### Aim
Give every line of the data again, unchanged, but with no pictures.
[Entries shown start]
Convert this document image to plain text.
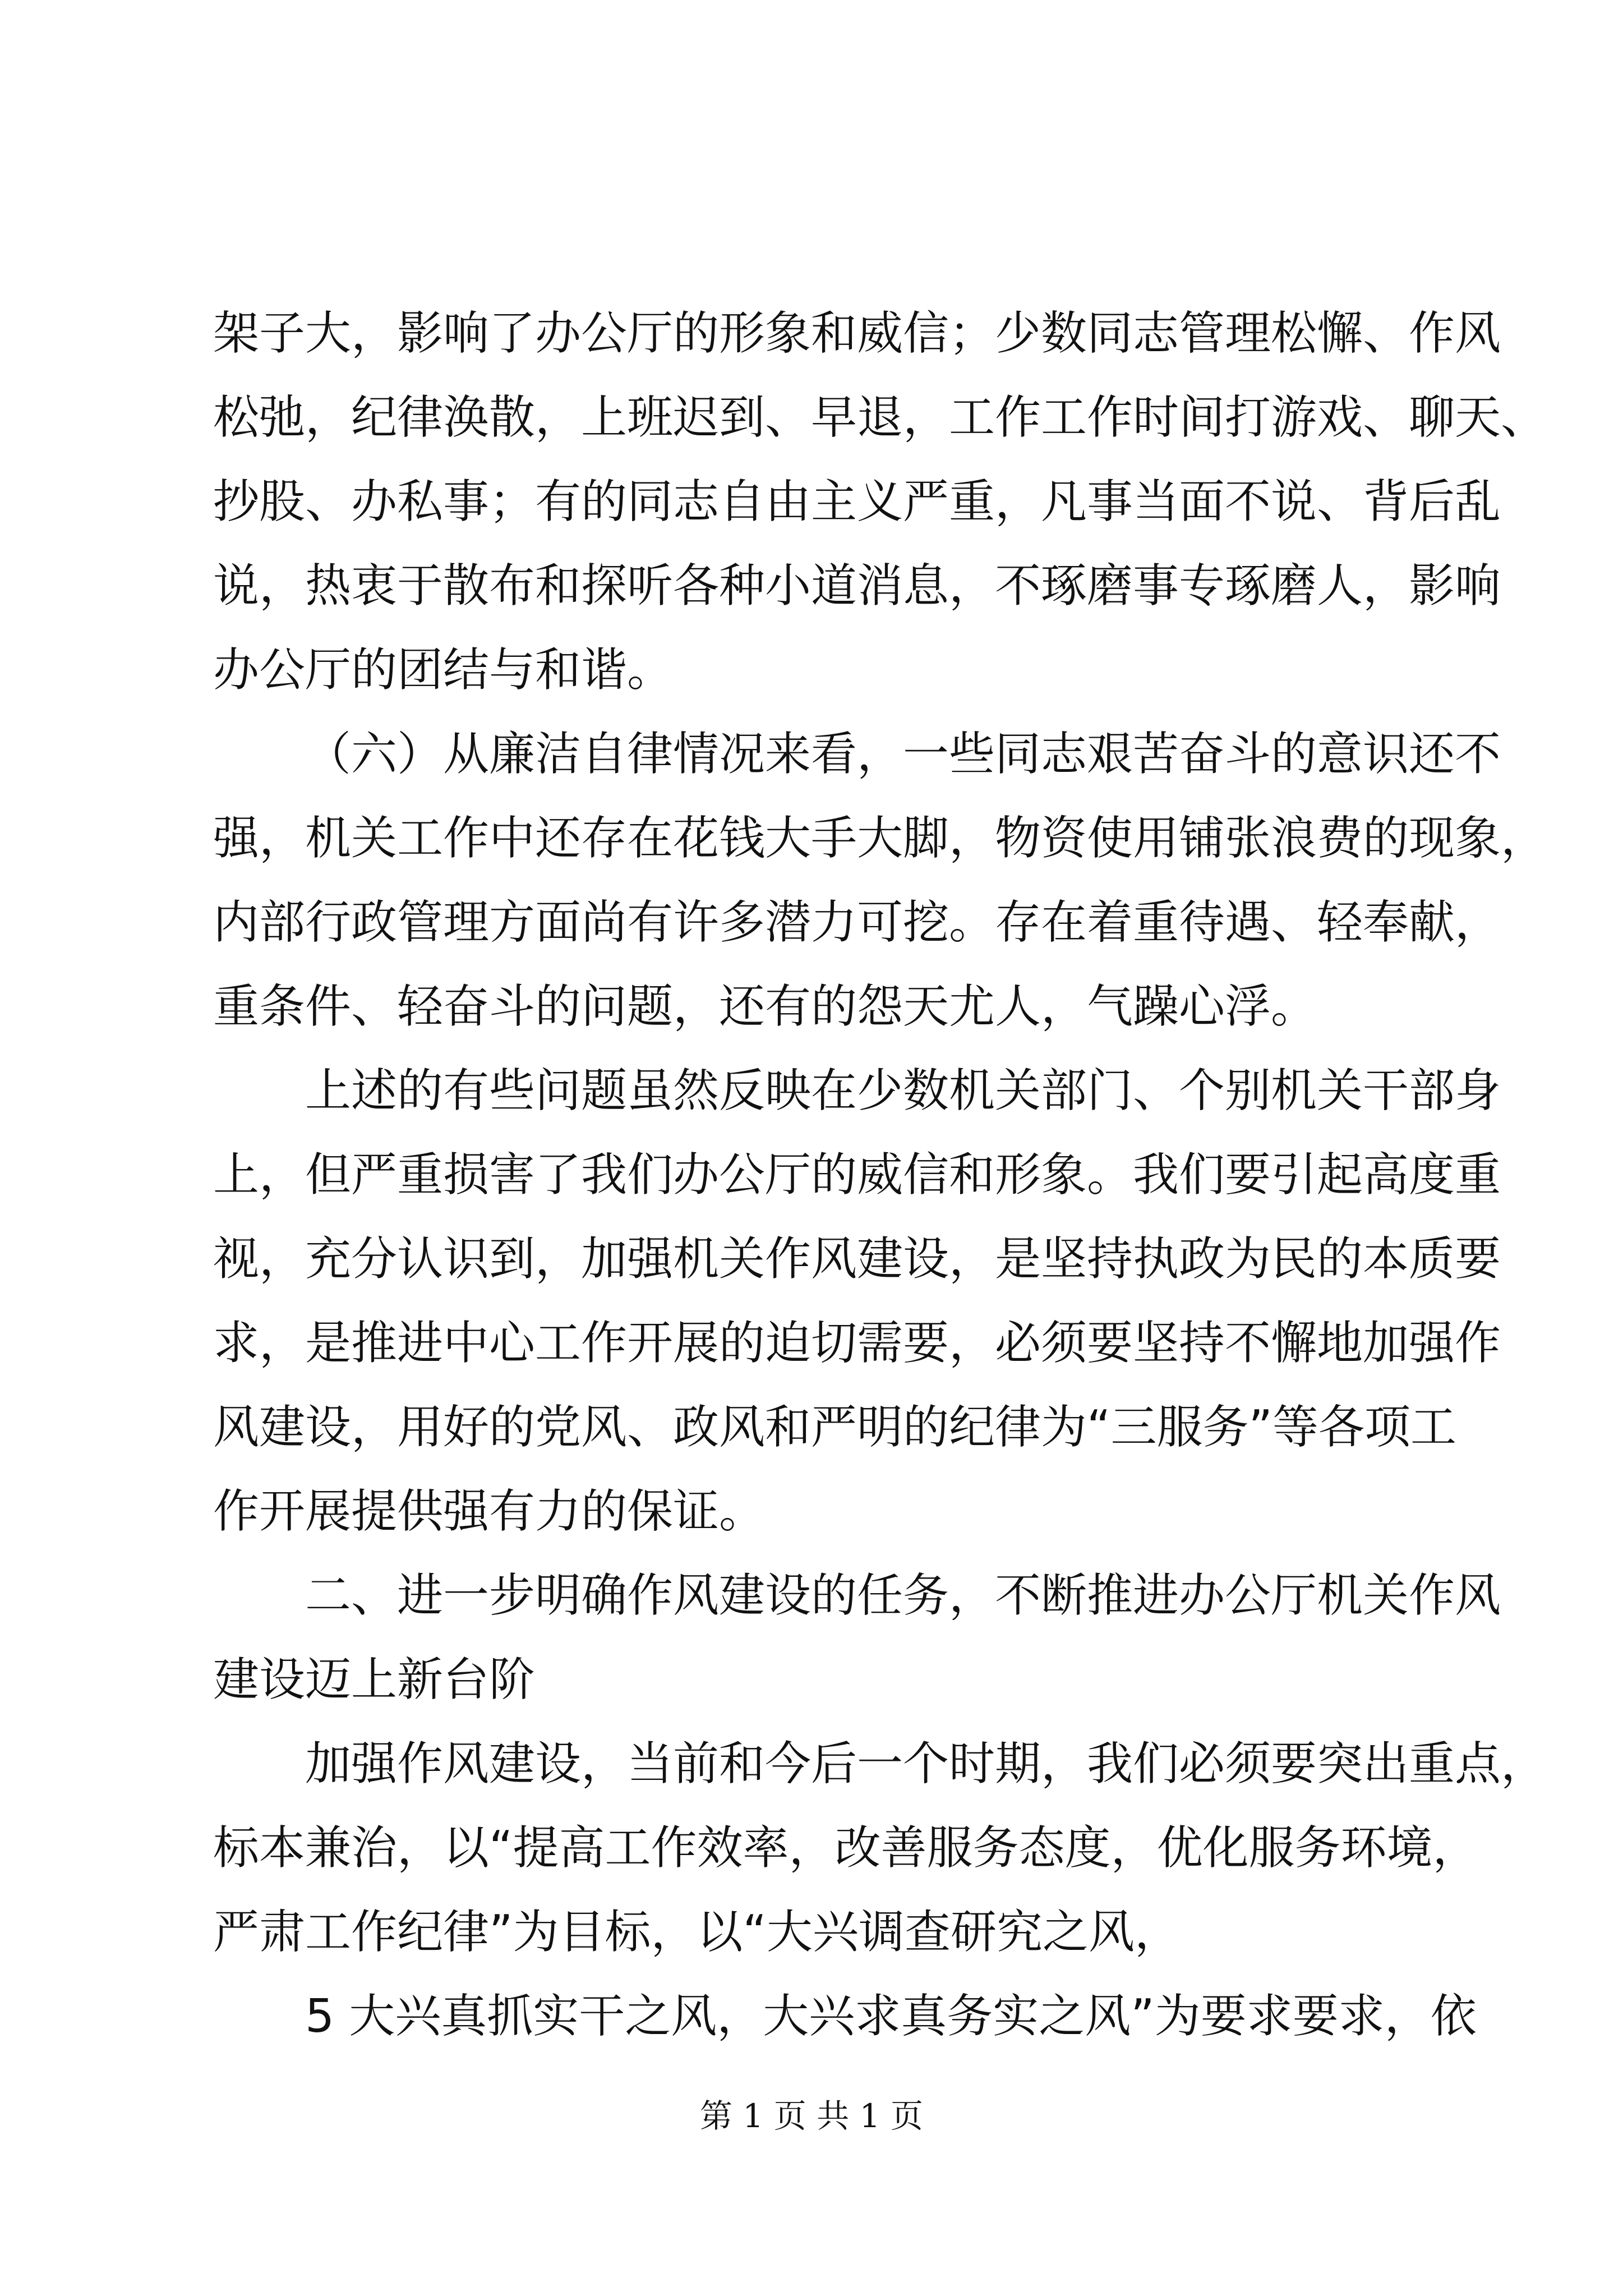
架子大，影响了办公厅的形象和威信；少数同志管理松懈、作风
松弛，纪律涣散，上班迟到、早退，工作工作时间打游戏、聊天、
抄股、办私事；有的同志自由主义严重，凡事当面不说、背后乱
说，热衷于散布和探听各种小道消息，不琢磨事专琢磨人，影响
办公厅的团结与和谐。
（六）从廉洁自律情况来看，一些同志艰苦奋斗的意识还不
强，机关工作中还存在花钱大手大脚，物资使用铺张浪费的现象，
内部行政管理方面尚有许多潜力可挖。存在着重待遇、轻奉献，
重条件、轻奋斗的问题，还有的怨天尤人，气躁心浮。
上述的有些问题虽然反映在少数机关部门、个别机关干部身
上，但严重损害了我们办公厅的威信和形象。我们要引起高度重
视，充分认识到，加强机关作风建设，是坚持执政为民的本质要
求，是推进中心工作开展的迫切需要，必须要坚持不懈地加强作
风建设，用好的党风、政风和严明的纪律为“三服务”等各项工
作开展提供强有力的保证。
二、进一步明确作风建设的任务，不断推进办公厅机关作风
建设迈上新台阶
加强作风建设，当前和今后一个时期，我们必须要突出重点，
标本兼治，以“提高工作效率，改善服务态度，优化服务环境，
严肃工作纪律”为目标，以“大兴调查研究之风，
5 大兴真抓实干之风，大兴求真务实之风”为要求要求，依
第 1 页 共 1 页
[Entries shown end]
### The solution
Convert this document image to plain text.
架子大，影响了办公厅的形象和威信；少数同志管理松懈、作风
松弛，纪律涣散，上班迟到、早退，工作工作时间打游戏、聊天、
抄股、办私事；有的同志自由主义严重，凡事当面不说、背后乱
说，热衷于散布和探听各种小道消息，不琢磨事专琢磨人，影响
办公厅的团结与和谐。
（六）从廉洁自律情况来看，一些同志艰苦奋斗的意识还不
强，机关工作中还存在花钱大手大脚，物资使用铺张浪费的现象，
内部行政管理方面尚有许多潜力可挖。存在着重待遇、轻奉献，
重条件、轻奋斗的问题，还有的怨天尤人，气躁心浮。
上述的有些问题虽然反映在少数机关部门、个别机关干部身
上，但严重损害了我们办公厅的威信和形象。我们要引起高度重
视，充分认识到，加强机关作风建设，是坚持执政为民的本质要
求，是推进中心工作开展的迫切需要，必须要坚持不懈地加强作
风建设，用好的党风、政风和严明的纪律为“三服务”等各项工
作开展提供强有力的保证。
二、进一步明确作风建设的任务，不断推进办公厅机关作风
建设迈上新台阶
加强作风建设，当前和今后一个时期，我们必须要突出重点，
标本兼治，以“提高工作效率，改善服务态度，优化服务环境，
严肃工作纪律”为目标，以“大兴调查研究之风，
5 大兴真抓实干之风，大兴求真务实之风”为要求要求，依
第 1 页 共 1 页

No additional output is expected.